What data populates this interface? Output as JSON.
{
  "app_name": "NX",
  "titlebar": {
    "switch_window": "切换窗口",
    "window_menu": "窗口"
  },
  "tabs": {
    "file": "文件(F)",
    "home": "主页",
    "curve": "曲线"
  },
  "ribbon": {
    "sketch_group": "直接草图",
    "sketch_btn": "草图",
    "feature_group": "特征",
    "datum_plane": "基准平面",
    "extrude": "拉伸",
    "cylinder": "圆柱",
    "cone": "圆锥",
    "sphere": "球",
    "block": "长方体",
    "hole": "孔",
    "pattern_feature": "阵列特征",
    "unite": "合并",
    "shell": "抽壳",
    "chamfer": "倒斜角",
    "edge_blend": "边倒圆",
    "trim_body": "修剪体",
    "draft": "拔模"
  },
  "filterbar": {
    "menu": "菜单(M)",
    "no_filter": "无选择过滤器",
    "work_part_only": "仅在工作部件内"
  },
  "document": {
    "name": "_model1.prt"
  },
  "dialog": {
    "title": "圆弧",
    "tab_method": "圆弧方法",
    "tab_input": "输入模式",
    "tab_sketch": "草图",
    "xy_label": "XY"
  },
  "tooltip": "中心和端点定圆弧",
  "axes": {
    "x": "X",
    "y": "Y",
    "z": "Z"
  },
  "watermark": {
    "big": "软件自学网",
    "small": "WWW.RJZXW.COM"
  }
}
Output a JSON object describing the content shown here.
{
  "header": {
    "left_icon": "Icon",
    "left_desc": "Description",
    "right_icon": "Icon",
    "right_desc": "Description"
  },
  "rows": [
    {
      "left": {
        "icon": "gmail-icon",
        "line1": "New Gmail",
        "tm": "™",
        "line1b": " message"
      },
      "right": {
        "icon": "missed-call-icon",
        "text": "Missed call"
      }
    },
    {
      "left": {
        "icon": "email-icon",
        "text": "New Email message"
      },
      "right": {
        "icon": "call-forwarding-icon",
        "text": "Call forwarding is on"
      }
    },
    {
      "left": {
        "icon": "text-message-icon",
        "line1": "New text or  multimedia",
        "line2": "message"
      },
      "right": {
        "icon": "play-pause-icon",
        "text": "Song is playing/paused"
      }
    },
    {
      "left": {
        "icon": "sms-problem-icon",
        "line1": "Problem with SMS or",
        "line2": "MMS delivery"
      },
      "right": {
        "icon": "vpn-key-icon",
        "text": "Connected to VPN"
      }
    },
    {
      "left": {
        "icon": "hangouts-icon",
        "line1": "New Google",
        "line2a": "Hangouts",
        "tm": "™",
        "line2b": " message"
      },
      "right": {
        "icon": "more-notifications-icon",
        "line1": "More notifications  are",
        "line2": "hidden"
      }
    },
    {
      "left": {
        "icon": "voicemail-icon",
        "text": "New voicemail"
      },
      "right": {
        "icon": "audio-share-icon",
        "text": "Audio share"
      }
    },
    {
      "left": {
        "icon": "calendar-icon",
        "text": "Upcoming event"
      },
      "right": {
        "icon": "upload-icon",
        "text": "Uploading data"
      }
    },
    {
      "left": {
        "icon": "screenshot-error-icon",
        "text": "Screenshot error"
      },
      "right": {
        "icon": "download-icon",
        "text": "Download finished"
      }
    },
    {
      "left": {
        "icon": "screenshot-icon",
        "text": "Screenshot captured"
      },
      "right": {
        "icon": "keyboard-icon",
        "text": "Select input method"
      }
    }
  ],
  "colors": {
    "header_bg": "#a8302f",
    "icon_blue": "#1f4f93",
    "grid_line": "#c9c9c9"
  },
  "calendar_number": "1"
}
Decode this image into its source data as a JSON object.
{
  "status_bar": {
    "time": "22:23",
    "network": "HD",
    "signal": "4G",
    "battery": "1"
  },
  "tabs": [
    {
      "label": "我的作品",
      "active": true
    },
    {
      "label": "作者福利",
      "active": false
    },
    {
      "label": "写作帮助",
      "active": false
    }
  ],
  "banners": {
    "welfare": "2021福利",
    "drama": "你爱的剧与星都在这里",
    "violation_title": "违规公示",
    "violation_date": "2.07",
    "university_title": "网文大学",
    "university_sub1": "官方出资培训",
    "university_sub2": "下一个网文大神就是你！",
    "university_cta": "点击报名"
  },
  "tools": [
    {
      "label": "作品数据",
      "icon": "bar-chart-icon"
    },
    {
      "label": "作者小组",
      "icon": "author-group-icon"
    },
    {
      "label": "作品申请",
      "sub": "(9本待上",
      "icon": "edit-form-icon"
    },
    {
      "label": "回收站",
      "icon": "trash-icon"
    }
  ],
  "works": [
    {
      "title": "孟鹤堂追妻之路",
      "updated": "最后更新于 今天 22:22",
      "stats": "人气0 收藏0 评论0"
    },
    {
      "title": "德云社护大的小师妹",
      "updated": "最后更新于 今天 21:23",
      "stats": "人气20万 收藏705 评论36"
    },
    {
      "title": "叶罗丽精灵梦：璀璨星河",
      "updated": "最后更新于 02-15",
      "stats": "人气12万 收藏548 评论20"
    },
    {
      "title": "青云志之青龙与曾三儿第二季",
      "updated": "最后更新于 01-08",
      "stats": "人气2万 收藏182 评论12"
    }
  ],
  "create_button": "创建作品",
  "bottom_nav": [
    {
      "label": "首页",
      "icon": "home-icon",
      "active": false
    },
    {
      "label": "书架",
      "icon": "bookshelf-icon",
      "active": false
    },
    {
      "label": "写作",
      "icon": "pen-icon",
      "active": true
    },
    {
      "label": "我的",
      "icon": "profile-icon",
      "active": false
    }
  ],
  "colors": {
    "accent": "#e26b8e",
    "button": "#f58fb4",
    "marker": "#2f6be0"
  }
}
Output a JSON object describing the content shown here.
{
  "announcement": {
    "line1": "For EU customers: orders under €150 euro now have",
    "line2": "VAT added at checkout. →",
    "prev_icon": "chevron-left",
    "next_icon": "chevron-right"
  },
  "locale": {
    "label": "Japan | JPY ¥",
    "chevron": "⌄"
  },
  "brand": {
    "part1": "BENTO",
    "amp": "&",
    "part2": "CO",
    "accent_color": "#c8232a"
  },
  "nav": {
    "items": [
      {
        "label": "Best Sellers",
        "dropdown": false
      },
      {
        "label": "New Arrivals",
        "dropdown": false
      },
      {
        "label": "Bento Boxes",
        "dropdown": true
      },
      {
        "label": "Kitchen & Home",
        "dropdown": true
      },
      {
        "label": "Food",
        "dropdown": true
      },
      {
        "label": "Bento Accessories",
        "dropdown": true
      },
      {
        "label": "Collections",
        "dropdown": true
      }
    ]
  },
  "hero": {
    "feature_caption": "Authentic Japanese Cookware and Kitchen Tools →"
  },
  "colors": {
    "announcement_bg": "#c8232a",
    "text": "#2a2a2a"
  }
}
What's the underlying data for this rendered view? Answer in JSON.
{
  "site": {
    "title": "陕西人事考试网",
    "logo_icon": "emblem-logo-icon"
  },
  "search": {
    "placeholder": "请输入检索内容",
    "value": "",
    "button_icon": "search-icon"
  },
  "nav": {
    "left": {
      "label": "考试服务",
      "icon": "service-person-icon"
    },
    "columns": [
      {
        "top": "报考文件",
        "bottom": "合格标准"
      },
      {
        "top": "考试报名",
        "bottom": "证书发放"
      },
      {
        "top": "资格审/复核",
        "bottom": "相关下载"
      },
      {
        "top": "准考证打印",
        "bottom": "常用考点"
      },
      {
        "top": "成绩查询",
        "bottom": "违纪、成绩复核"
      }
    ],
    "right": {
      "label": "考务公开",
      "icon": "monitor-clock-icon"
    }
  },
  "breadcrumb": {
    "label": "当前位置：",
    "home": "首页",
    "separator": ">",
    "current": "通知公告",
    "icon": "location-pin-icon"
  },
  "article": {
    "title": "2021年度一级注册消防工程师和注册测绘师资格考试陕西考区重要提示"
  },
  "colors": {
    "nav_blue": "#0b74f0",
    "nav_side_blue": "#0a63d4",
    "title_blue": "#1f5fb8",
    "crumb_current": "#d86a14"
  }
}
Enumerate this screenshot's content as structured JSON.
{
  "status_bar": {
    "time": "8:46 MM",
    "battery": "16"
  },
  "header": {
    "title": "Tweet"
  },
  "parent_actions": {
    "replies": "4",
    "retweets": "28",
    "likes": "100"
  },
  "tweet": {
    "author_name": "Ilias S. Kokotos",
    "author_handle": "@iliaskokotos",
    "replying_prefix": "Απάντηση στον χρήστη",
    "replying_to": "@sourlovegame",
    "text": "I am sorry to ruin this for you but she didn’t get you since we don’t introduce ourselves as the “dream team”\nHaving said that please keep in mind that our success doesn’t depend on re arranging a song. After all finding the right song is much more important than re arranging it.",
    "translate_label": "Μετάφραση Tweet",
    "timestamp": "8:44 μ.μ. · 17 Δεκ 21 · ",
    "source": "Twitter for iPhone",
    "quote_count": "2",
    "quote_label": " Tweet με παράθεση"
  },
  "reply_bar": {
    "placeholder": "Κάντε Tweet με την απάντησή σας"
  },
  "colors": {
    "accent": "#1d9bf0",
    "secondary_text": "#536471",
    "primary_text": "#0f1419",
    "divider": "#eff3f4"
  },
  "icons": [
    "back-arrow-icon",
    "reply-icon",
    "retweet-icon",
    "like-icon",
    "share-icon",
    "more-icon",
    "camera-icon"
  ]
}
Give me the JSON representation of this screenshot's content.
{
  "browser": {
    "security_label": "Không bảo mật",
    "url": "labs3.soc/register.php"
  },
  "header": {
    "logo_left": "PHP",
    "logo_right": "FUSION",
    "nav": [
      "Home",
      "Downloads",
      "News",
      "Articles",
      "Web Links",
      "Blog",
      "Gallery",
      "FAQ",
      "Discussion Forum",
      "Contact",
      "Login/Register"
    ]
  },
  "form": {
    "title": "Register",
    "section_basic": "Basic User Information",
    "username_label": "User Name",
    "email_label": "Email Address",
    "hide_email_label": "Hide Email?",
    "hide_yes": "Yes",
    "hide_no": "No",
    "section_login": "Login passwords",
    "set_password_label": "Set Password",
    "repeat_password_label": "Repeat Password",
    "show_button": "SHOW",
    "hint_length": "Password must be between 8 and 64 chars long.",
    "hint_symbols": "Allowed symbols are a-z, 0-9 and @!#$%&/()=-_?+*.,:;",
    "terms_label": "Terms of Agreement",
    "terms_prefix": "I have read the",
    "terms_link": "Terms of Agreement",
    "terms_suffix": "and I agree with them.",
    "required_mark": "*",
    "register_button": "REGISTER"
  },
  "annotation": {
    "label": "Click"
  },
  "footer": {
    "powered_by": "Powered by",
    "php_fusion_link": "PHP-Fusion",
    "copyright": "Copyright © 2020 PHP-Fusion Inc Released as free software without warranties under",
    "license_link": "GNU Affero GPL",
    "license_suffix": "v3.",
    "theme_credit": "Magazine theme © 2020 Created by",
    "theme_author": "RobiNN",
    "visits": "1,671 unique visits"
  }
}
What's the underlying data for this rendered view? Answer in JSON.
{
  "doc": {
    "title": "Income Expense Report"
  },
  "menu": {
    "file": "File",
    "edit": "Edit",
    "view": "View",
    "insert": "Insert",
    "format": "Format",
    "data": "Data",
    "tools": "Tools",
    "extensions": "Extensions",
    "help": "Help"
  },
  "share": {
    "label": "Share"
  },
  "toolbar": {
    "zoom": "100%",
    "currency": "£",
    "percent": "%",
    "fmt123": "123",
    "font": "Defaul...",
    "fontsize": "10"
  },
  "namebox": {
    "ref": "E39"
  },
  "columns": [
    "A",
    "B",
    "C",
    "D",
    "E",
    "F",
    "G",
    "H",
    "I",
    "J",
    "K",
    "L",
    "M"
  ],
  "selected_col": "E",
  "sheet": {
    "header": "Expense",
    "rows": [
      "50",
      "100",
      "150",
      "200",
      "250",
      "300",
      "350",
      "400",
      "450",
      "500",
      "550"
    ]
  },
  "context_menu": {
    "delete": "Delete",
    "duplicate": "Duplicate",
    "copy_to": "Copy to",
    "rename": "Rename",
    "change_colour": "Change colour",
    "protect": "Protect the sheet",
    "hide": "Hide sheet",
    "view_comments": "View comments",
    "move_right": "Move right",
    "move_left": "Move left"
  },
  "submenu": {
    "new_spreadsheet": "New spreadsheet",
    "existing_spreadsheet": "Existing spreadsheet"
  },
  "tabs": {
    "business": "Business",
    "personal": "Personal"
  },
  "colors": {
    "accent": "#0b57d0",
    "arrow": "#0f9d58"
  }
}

▶ What is needed: Compute how many lines include the string "message", then give that number by itself.

▶ Worked answer: 5